* _EXERCISE INSTRUCTIONS_
The line containing "OCR this image." and every line after it, through the last, are to be extracted exactly; no other lines belong in the answer.

* _SOURCE DATA_
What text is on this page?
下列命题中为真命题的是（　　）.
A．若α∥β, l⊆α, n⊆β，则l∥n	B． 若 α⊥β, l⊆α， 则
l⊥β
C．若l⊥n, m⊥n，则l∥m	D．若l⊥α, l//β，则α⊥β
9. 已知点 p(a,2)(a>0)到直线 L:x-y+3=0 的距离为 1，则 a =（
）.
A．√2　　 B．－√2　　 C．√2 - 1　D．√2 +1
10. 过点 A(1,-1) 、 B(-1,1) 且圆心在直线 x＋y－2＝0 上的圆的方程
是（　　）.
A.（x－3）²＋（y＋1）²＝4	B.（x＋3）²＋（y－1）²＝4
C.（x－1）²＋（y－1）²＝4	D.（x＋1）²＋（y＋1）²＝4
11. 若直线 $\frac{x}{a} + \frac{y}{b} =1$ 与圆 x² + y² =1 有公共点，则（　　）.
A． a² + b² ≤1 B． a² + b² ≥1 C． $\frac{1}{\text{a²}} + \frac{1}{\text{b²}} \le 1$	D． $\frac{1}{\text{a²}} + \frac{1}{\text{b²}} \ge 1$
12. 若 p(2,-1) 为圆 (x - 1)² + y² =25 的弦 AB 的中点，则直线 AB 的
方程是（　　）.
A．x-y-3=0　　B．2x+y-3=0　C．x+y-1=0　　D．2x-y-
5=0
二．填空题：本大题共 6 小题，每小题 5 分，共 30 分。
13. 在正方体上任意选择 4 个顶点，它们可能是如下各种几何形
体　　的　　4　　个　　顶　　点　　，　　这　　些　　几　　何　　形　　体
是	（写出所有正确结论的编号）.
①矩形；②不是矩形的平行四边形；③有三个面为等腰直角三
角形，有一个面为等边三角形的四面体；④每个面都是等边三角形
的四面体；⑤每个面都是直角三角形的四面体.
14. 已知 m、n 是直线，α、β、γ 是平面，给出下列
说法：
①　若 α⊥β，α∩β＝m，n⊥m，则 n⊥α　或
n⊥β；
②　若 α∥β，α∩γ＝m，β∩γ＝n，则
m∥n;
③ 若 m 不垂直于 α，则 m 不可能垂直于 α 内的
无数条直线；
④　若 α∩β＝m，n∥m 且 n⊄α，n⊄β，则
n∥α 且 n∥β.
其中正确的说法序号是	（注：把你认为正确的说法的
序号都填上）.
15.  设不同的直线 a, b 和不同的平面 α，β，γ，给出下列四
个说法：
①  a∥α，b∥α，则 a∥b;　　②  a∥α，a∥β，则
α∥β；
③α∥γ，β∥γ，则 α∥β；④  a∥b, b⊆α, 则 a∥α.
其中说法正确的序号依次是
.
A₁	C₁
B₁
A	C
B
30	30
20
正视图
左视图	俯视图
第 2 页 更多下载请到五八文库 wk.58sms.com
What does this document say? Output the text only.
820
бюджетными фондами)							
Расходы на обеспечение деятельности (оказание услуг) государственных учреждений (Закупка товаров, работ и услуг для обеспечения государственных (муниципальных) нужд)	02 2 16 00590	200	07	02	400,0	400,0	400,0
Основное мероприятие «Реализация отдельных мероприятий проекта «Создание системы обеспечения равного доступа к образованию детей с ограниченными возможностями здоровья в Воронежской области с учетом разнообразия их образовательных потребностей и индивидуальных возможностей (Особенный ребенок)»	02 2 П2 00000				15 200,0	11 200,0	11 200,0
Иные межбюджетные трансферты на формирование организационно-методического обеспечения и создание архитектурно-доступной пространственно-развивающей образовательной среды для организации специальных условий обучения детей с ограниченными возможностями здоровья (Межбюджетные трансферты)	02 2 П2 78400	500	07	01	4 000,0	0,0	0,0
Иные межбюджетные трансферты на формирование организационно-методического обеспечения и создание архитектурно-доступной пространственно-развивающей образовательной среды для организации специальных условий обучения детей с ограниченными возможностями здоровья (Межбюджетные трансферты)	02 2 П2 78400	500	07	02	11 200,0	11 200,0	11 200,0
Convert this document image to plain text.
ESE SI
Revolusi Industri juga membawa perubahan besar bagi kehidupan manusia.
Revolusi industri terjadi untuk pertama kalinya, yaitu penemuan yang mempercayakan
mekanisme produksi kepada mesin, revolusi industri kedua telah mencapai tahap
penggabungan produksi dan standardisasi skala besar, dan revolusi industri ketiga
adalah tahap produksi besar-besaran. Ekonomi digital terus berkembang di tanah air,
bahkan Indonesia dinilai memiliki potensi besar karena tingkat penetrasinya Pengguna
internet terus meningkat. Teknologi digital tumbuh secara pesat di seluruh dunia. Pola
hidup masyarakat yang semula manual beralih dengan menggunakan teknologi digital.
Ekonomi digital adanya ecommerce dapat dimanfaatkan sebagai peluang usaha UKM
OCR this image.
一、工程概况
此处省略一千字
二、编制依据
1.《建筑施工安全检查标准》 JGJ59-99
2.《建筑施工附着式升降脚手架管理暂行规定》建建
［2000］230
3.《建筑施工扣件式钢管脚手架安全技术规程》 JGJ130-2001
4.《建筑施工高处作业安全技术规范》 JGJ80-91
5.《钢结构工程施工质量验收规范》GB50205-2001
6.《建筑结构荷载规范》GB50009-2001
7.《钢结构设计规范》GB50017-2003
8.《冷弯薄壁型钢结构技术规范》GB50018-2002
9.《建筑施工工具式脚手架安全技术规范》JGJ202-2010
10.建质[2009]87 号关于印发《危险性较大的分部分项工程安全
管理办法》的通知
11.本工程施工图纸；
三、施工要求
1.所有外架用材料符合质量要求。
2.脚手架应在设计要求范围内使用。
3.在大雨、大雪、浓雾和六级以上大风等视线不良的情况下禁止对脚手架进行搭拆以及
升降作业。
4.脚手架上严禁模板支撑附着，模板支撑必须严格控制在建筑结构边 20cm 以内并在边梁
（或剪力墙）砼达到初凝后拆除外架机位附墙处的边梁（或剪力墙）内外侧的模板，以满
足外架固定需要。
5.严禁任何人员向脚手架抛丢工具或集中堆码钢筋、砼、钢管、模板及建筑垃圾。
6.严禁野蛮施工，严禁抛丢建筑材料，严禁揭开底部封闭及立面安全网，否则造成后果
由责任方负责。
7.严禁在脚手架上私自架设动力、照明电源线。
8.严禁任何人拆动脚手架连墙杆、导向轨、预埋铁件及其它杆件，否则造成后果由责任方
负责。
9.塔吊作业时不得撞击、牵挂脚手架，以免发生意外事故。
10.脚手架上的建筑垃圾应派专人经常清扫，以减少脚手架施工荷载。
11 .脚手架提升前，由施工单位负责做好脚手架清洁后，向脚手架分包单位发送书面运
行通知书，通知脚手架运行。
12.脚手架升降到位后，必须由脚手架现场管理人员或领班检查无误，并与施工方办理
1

* _WRITTEN SOLUTION_
OCR this image.
一、工程概况
此处省略一千字
二、编制依据
1.《建筑施工安全检查标准》 JGJ59-99
2.《建筑施工附着式升降脚手架管理暂行规定》建建
［2000］230
3.《建筑施工扣件式钢管脚手架安全技术规程》 JGJ130-2001
4.《建筑施工高处作业安全技术规范》 JGJ80-91
5.《钢结构工程施工质量验收规范》GB50205-2001
6.《建筑结构荷载规范》GB50009-2001
7.《钢结构设计规范》GB50017-2003
8.《冷弯薄壁型钢结构技术规范》GB50018-2002
9.《建筑施工工具式脚手架安全技术规范》JGJ202-2010
10.建质[2009]87 号关于印发《危险性较大的分部分项工程安全
管理办法》的通知
11.本工程施工图纸；
三、施工要求
1.所有外架用材料符合质量要求。
2.脚手架应在设计要求范围内使用。
3.在大雨、大雪、浓雾和六级以上大风等视线不良的情况下禁止对脚手架进行搭拆以及
升降作业。
4.脚手架上严禁模板支撑附着，模板支撑必须严格控制在建筑结构边 20cm 以内并在边梁
（或剪力墙）砼达到初凝后拆除外架机位附墙处的边梁（或剪力墙）内外侧的模板，以满
足外架固定需要。
5.严禁任何人员向脚手架抛丢工具或集中堆码钢筋、砼、钢管、模板及建筑垃圾。
6.严禁野蛮施工，严禁抛丢建筑材料，严禁揭开底部封闭及立面安全网，否则造成后果
由责任方负责。
7.严禁在脚手架上私自架设动力、照明电源线。
8.严禁任何人拆动脚手架连墙杆、导向轨、预埋铁件及其它杆件，否则造成后果由责任方
负责。
9.塔吊作业时不得撞击、牵挂脚手架，以免发生意外事故。
10.脚手架上的建筑垃圾应派专人经常清扫，以减少脚手架施工荷载。
11 .脚手架提升前，由施工单位负责做好脚手架清洁后，向脚手架分包单位发送书面运
行通知书，通知脚手架运行。
12.脚手架升降到位后，必须由脚手架现场管理人员或领班检查无误，并与施工方办理
1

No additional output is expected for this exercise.